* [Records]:
┄┄┄┄┄┄┄┄┄┄┄┄┄┄┄┄┄┄┄┄

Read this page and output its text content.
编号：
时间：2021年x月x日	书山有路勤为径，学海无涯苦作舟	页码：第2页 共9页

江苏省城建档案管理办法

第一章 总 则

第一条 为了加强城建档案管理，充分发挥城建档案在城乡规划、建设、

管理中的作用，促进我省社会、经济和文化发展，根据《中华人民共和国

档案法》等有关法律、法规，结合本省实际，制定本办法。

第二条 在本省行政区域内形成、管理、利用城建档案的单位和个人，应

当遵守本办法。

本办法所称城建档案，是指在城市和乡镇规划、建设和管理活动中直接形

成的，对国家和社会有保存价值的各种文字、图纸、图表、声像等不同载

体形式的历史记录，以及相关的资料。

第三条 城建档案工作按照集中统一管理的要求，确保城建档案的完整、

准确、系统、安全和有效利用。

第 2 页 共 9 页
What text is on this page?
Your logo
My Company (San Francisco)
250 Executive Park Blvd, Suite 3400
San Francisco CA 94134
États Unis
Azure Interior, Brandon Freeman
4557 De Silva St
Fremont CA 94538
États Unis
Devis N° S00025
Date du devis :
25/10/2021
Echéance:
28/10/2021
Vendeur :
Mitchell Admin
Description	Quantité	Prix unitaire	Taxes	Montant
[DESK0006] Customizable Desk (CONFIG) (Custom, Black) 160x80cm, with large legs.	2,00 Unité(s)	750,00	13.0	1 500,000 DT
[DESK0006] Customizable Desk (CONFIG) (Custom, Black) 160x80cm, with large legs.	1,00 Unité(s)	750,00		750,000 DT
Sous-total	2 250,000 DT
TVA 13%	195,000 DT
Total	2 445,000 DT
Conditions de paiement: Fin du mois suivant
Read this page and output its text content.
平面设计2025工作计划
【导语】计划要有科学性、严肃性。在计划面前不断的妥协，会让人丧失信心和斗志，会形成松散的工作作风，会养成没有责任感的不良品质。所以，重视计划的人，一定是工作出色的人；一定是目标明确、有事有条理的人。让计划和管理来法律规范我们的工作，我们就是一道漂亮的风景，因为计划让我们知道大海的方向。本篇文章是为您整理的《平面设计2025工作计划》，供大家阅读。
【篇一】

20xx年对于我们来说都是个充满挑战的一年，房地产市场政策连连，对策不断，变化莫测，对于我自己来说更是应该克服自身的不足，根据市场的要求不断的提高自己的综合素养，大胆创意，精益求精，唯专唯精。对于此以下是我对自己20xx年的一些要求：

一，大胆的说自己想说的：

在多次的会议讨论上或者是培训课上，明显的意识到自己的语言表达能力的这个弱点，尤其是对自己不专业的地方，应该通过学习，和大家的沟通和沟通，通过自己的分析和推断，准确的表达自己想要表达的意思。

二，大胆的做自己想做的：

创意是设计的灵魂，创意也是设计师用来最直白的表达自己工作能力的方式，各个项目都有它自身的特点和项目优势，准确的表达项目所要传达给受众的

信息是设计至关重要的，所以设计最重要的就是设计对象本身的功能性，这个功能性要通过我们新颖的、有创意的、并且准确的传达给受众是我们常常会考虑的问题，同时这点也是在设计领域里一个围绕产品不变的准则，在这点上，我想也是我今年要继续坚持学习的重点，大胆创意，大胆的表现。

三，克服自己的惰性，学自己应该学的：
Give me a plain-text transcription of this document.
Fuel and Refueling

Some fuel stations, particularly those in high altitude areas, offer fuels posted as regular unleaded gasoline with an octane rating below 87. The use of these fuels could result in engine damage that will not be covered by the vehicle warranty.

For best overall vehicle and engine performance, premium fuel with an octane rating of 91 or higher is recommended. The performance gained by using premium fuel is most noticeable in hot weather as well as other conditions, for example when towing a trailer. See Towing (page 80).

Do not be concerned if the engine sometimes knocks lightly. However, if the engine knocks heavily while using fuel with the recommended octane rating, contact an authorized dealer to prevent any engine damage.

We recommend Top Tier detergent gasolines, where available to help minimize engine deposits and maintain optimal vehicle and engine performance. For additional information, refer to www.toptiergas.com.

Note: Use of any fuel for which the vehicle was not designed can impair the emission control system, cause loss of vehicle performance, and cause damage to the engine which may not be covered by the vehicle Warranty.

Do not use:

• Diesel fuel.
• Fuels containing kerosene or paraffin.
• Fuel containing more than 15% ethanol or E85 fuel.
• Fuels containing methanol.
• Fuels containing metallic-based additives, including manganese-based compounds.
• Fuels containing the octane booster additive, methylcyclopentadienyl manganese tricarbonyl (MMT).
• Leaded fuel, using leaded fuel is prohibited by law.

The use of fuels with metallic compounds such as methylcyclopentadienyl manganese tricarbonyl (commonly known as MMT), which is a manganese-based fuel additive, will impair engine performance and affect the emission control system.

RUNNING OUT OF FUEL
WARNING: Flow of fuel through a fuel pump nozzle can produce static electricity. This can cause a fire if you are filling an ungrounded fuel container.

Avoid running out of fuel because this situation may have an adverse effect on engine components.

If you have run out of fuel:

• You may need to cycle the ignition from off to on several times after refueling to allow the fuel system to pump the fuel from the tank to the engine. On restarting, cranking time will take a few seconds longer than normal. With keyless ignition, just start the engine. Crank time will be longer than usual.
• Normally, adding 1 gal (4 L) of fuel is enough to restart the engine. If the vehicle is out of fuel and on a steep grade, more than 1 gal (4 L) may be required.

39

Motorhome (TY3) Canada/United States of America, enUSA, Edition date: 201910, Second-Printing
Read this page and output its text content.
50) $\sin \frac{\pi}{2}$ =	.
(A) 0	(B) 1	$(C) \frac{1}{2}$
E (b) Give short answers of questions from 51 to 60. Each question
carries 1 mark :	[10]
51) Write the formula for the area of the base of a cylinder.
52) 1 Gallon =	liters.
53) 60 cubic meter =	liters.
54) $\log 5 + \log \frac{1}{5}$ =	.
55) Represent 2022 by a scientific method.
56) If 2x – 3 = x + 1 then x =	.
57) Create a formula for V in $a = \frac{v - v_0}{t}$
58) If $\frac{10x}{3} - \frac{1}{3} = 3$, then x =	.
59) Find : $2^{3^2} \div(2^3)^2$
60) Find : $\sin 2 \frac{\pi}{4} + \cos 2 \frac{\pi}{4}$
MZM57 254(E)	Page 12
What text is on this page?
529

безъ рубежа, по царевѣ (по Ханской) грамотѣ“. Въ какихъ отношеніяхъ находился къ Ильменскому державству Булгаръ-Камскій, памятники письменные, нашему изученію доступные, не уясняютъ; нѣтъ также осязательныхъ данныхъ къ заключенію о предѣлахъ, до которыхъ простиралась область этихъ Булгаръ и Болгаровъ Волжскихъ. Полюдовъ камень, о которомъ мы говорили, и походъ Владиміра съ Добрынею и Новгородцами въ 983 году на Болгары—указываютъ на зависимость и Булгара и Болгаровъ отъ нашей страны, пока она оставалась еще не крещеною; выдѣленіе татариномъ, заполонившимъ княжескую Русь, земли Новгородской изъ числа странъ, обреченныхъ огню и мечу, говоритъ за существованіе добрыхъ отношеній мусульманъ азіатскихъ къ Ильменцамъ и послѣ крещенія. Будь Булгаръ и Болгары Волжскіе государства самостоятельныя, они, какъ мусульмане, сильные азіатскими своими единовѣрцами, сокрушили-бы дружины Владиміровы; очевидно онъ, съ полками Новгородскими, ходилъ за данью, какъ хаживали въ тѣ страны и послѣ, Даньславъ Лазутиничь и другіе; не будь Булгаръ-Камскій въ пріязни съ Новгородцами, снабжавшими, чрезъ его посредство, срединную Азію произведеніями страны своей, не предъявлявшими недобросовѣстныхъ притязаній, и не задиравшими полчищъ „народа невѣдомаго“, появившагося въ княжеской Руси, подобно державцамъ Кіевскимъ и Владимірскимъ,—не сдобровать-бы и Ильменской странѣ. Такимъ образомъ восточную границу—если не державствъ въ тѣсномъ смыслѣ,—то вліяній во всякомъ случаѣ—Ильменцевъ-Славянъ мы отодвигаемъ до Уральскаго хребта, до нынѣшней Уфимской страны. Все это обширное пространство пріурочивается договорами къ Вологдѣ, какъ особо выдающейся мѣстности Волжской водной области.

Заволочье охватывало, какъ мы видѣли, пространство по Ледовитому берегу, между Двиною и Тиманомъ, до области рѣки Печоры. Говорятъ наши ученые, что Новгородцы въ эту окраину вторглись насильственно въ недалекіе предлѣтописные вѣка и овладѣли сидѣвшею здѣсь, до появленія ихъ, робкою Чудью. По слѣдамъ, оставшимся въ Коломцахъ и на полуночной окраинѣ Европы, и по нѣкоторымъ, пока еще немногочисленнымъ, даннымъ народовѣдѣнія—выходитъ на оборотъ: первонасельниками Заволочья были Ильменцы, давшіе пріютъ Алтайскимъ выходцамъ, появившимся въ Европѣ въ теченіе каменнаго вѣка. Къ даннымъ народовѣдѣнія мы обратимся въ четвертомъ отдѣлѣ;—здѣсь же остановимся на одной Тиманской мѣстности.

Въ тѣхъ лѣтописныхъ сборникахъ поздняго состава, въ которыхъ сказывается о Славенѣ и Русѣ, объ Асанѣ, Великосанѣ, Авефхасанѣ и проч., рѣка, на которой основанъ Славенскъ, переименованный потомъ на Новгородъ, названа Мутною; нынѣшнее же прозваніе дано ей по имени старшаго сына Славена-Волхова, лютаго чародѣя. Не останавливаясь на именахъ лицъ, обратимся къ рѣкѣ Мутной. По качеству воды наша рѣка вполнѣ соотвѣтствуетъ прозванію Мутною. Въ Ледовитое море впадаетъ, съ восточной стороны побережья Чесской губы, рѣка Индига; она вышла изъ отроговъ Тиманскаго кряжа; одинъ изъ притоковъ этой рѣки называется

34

┄┄┄┄┄┄┄┄┄┄┄┄┄┄┄┄┄┄┄┄

* [Exercise details]:
Copy down every line of the material above that includes the string "impair".

* [Response to this exercise]:
Note: Use of any fuel for which the vehicle was not designed can impair the emission control system, cause loss of vehicle performance, and cause damage to the engine which may not be covered by the vehicle Warranty.
The use of fuels with metallic compounds such as methylcyclopentadienyl manganese tricarbonyl (commonly known as MMT), which is a manganese-based fuel additive, will impair engine performance and affect the emission control system.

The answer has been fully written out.